Dataset rows about figures
Start

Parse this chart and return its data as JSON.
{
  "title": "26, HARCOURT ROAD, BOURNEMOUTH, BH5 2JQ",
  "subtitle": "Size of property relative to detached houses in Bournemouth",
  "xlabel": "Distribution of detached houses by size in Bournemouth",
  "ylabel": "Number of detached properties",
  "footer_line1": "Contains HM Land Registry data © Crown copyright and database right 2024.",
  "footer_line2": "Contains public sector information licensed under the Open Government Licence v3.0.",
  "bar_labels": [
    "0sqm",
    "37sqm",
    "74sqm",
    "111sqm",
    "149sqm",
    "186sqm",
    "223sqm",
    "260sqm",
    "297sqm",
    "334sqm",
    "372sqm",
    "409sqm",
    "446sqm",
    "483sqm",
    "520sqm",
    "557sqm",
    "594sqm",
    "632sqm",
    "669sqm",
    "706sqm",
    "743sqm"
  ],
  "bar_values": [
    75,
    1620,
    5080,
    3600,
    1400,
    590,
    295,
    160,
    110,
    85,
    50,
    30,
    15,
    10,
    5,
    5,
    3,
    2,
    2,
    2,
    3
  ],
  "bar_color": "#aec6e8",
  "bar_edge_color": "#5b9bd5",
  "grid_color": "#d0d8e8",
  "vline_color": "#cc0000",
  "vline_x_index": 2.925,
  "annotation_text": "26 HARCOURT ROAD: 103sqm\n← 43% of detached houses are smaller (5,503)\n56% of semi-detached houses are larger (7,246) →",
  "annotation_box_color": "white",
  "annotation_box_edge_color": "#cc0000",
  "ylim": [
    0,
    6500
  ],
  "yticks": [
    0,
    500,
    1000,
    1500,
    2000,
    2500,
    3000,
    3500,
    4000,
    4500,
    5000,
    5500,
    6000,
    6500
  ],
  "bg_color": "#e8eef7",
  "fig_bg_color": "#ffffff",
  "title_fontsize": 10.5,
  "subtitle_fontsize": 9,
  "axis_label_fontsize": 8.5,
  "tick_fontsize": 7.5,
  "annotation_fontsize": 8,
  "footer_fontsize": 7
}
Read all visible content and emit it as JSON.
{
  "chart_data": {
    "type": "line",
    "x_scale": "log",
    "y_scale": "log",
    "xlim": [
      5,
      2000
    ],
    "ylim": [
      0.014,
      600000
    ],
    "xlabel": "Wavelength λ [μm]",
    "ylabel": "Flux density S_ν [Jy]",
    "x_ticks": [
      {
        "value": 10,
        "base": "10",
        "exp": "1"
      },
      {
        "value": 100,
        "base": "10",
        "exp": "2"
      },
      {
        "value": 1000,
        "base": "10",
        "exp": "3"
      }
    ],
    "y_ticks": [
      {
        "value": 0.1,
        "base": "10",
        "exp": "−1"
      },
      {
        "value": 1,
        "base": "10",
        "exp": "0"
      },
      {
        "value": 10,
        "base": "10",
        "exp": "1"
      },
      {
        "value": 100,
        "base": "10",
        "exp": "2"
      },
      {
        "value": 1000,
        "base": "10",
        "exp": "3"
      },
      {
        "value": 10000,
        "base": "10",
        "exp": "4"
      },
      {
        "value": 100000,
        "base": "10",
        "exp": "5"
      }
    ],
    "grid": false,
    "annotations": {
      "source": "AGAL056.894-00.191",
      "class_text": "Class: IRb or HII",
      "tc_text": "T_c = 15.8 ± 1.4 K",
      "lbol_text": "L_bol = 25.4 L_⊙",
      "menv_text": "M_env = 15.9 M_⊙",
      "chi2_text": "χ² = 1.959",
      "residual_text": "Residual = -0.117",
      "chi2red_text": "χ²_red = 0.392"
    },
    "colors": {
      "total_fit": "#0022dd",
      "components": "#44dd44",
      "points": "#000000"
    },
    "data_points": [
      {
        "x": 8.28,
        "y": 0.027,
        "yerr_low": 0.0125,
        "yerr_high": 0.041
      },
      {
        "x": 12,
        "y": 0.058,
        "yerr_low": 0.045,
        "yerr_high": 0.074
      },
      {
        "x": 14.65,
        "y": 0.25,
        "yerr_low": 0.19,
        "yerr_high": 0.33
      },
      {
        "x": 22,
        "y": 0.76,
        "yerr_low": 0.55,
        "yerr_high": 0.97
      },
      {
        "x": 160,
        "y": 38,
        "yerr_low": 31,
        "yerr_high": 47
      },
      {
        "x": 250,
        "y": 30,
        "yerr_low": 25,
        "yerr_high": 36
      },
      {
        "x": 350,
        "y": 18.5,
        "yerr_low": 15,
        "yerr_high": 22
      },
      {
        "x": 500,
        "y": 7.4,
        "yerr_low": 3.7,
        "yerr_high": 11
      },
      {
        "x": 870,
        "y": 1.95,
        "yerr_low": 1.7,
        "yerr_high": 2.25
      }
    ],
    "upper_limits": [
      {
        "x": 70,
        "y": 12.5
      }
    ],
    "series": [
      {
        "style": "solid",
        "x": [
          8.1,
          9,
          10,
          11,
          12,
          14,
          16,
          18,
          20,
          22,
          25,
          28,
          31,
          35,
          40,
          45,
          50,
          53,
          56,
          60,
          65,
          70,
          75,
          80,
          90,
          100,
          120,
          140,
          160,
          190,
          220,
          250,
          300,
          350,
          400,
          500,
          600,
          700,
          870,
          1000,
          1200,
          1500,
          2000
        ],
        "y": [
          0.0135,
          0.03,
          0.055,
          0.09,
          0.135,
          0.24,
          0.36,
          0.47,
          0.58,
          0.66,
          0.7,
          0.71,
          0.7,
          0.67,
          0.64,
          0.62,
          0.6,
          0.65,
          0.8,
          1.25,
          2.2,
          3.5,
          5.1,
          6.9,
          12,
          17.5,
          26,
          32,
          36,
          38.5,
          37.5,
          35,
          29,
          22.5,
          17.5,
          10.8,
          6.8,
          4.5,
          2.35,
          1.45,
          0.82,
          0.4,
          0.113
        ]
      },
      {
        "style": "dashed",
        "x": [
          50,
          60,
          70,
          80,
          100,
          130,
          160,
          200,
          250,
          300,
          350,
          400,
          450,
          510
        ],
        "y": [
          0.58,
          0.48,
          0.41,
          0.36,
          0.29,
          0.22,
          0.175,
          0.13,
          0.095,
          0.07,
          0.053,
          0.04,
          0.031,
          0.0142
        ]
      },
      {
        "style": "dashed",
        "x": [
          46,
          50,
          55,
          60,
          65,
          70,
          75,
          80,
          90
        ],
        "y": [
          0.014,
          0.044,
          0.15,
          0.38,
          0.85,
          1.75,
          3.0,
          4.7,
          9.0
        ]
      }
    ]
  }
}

End

> [Exercise aim]:
Using the entries above, return each line in which the word "detached" occurs.

> [Response]:
  "subtitle": "Size of property relative to detached houses in Bournemouth",
  "xlabel": "Distribution of detached houses by size in Bournemouth",
  "ylabel": "Number of detached properties",
  "annotation_text": "26 HARCOURT ROAD: 103sqm\n← 43% of detached houses are smaller (5,503)\n56% of semi-detached houses are larger (7,246) →",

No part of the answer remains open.